(Records from a data source)
· · · ·

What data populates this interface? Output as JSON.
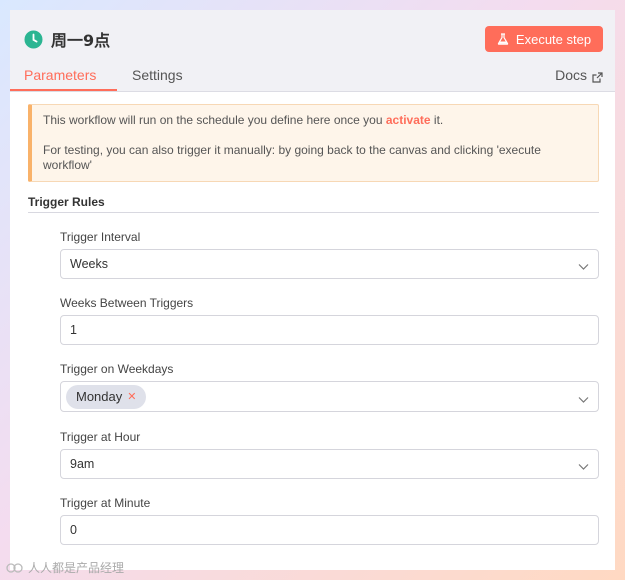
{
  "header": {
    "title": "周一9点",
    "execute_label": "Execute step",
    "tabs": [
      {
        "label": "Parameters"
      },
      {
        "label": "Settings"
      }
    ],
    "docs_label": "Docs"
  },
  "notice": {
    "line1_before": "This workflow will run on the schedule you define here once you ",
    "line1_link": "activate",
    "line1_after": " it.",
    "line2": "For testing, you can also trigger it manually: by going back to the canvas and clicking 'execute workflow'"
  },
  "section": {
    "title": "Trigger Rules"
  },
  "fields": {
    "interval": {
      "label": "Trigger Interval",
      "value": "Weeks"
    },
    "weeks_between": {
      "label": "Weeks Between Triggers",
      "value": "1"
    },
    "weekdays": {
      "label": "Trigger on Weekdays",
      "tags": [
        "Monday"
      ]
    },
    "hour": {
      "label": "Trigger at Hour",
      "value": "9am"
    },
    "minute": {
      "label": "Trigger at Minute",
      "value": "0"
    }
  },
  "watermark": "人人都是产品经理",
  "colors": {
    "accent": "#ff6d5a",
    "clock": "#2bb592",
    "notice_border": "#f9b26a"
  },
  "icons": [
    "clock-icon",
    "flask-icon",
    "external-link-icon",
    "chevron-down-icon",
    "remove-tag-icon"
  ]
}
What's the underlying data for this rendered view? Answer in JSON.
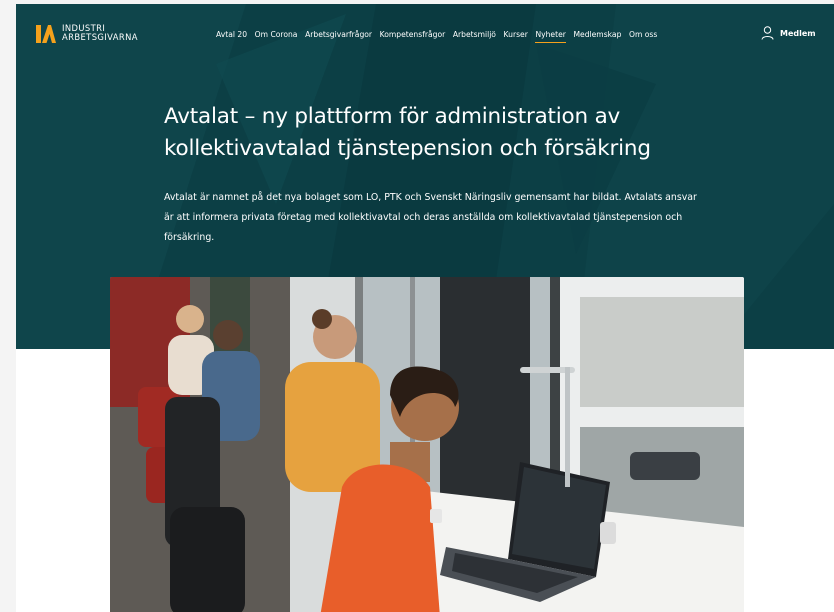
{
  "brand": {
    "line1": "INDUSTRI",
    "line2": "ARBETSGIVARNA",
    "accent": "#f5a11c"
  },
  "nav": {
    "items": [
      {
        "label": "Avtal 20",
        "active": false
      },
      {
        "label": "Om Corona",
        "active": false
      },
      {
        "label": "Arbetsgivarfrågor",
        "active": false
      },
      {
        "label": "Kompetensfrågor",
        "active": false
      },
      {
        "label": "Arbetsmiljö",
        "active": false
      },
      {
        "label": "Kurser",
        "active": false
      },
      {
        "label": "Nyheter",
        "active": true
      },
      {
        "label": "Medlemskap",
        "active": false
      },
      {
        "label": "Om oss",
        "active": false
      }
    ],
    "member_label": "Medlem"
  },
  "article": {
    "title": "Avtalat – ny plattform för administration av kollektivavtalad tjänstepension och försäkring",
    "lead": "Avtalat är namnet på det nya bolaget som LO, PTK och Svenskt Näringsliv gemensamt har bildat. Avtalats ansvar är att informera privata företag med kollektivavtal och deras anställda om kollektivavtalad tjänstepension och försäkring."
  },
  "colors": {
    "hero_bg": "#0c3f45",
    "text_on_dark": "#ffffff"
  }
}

· · · ·

# Work to complete
State only how many lines in the material include "value".

# Correct result
4